TASK TO CARRY OUT
Could you write out the records below exactly as they appear, leaving out any pictures?

SUPPLIED DATA
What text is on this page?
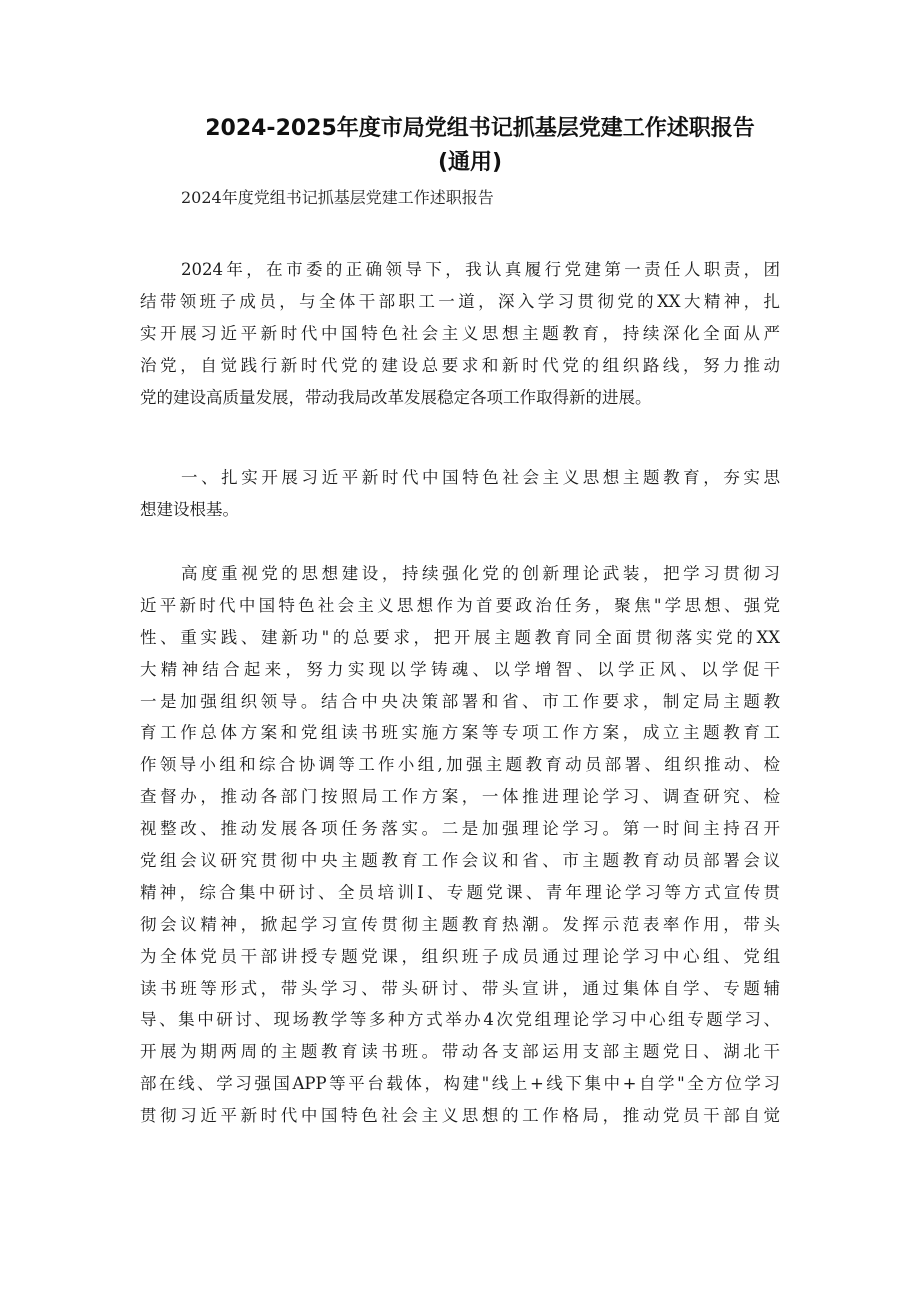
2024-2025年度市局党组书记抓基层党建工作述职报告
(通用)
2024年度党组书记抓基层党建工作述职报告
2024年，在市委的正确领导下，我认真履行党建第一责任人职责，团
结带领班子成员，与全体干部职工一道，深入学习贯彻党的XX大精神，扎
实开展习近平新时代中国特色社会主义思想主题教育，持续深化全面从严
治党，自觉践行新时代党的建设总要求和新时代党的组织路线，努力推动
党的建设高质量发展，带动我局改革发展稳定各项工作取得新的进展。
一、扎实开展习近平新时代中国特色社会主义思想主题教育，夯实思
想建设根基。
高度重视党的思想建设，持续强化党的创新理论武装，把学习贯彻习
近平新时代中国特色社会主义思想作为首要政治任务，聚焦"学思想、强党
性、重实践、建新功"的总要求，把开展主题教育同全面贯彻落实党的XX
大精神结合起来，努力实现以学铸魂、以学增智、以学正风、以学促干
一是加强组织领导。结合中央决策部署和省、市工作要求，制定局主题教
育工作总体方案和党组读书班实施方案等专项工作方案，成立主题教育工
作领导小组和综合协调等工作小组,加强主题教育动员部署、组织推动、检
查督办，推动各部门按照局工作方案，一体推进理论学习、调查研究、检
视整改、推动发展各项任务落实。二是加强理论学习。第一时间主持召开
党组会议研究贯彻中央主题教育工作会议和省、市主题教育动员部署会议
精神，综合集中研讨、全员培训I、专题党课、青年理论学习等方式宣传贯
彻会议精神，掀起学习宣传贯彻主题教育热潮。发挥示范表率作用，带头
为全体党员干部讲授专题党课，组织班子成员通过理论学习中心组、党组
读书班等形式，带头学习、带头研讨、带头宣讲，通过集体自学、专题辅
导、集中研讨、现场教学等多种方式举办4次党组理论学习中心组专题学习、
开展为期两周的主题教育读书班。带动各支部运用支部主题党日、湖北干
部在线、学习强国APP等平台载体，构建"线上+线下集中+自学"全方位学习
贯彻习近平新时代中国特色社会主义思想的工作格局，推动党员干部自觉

SOLUTION TO THIS EXERCISE
What text is on this page?
2024-2025年度市局党组书记抓基层党建工作述职报告
(通用)
2024年度党组书记抓基层党建工作述职报告
2024年，在市委的正确领导下，我认真履行党建第一责任人职责，团
结带领班子成员，与全体干部职工一道，深入学习贯彻党的XX大精神，扎
实开展习近平新时代中国特色社会主义思想主题教育，持续深化全面从严
治党，自觉践行新时代党的建设总要求和新时代党的组织路线，努力推动
党的建设高质量发展，带动我局改革发展稳定各项工作取得新的进展。
一、扎实开展习近平新时代中国特色社会主义思想主题教育，夯实思
想建设根基。
高度重视党的思想建设，持续强化党的创新理论武装，把学习贯彻习
近平新时代中国特色社会主义思想作为首要政治任务，聚焦"学思想、强党
性、重实践、建新功"的总要求，把开展主题教育同全面贯彻落实党的XX
大精神结合起来，努力实现以学铸魂、以学增智、以学正风、以学促干
一是加强组织领导。结合中央决策部署和省、市工作要求，制定局主题教
育工作总体方案和党组读书班实施方案等专项工作方案，成立主题教育工
作领导小组和综合协调等工作小组,加强主题教育动员部署、组织推动、检
查督办，推动各部门按照局工作方案，一体推进理论学习、调查研究、检
视整改、推动发展各项任务落实。二是加强理论学习。第一时间主持召开
党组会议研究贯彻中央主题教育工作会议和省、市主题教育动员部署会议
精神，综合集中研讨、全员培训I、专题党课、青年理论学习等方式宣传贯
彻会议精神，掀起学习宣传贯彻主题教育热潮。发挥示范表率作用，带头
为全体党员干部讲授专题党课，组织班子成员通过理论学习中心组、党组
读书班等形式，带头学习、带头研讨、带头宣讲，通过集体自学、专题辅
导、集中研讨、现场教学等多种方式举办4次党组理论学习中心组专题学习、
开展为期两周的主题教育读书班。带动各支部运用支部主题党日、湖北干
部在线、学习强国APP等平台载体，构建"线上+线下集中+自学"全方位学习
贯彻习近平新时代中国特色社会主义思想的工作格局，推动党员干部自觉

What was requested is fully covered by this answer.